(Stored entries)

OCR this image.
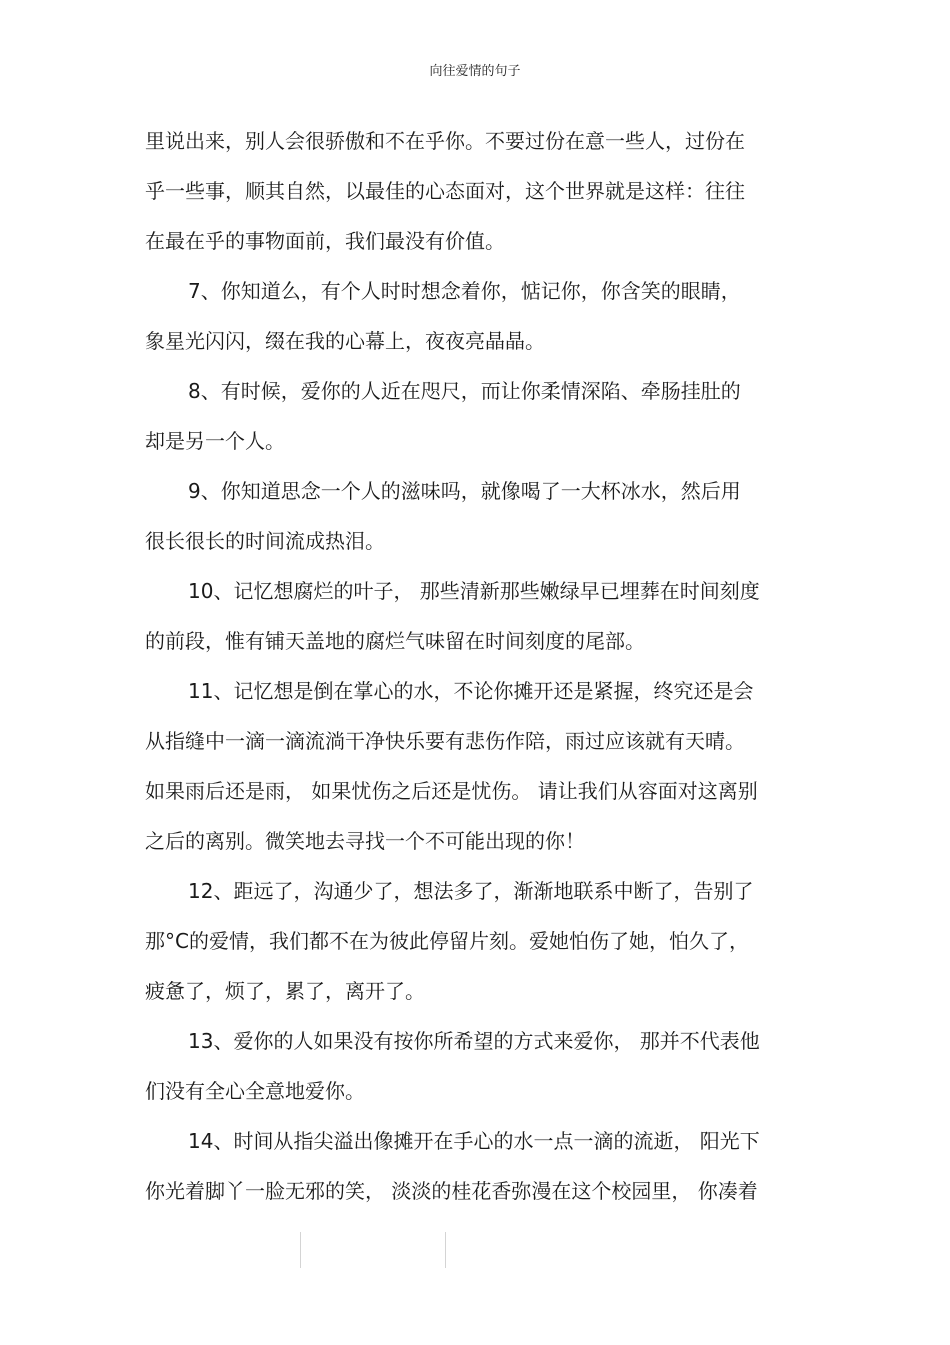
向往爱情的句子
里说出来，别人会很骄傲和不在乎你。不要过份在意一些人，过份在
乎一些事，顺其自然，以最佳的心态面对，这个世界就是这样：往往
在最在乎的事物面前，我们最没有价值。
7、你知道么，有个人时时想念着你，惦记你，你含笑的眼睛，
象星光闪闪，缀在我的心幕上，夜夜亮晶晶。
8、有时候，爱你的人近在咫尺，而让你柔情深陷、牵肠挂肚的
却是另一个人。
9、你知道思念一个人的滋味吗，就像喝了一大杯冰水，然后用
很长很长的时间流成热泪。
10、记忆想腐烂的叶子， 那些清新那些嫩绿早已埋葬在时间刻度
的前段，惟有铺天盖地的腐烂气味留在时间刻度的尾部。
11、记忆想是倒在掌心的水，不论你摊开还是紧握，终究还是会
从指缝中一滴一滴流淌干净快乐要有悲伤作陪，雨过应该就有天晴。
如果雨后还是雨， 如果忧伤之后还是忧伤。 请让我们从容面对这离别
之后的离别。微笑地去寻找一个不可能出现的你！
12、距远了，沟通少了，想法多了，渐渐地联系中断了，告别了
那°C的爱情，我们都不在为彼此停留片刻。爱她怕伤了她，怕久了，
疲惫了，烦了，累了，离开了。
13、爱你的人如果没有按你所希望的方式来爱你， 那并不代表他
们没有全心全意地爱你。
14、时间从指尖溢出像摊开在手心的水一点一滴的流逝， 阳光下
你光着脚丫一脸无邪的笑， 淡淡的桂花香弥漫在这个校园里， 你凑着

*Given task:* Copy the data word for word. Pictures do not go in the copy.

*Exercise result:*
OCR this image.
向往爱情的句子
里说出来，别人会很骄傲和不在乎你。不要过份在意一些人，过份在
乎一些事，顺其自然，以最佳的心态面对，这个世界就是这样：往往
在最在乎的事物面前，我们最没有价值。
7、你知道么，有个人时时想念着你，惦记你，你含笑的眼睛，
象星光闪闪，缀在我的心幕上，夜夜亮晶晶。
8、有时候，爱你的人近在咫尺，而让你柔情深陷、牵肠挂肚的
却是另一个人。
9、你知道思念一个人的滋味吗，就像喝了一大杯冰水，然后用
很长很长的时间流成热泪。
10、记忆想腐烂的叶子， 那些清新那些嫩绿早已埋葬在时间刻度
的前段，惟有铺天盖地的腐烂气味留在时间刻度的尾部。
11、记忆想是倒在掌心的水，不论你摊开还是紧握，终究还是会
从指缝中一滴一滴流淌干净快乐要有悲伤作陪，雨过应该就有天晴。
如果雨后还是雨， 如果忧伤之后还是忧伤。 请让我们从容面对这离别
之后的离别。微笑地去寻找一个不可能出现的你！
12、距远了，沟通少了，想法多了，渐渐地联系中断了，告别了
那°C的爱情，我们都不在为彼此停留片刻。爱她怕伤了她，怕久了，
疲惫了，烦了，累了，离开了。
13、爱你的人如果没有按你所希望的方式来爱你， 那并不代表他
们没有全心全意地爱你。
14、时间从指尖溢出像摊开在手心的水一点一滴的流逝， 阳光下
你光着脚丫一脸无邪的笑， 淡淡的桂花香弥漫在这个校园里， 你凑着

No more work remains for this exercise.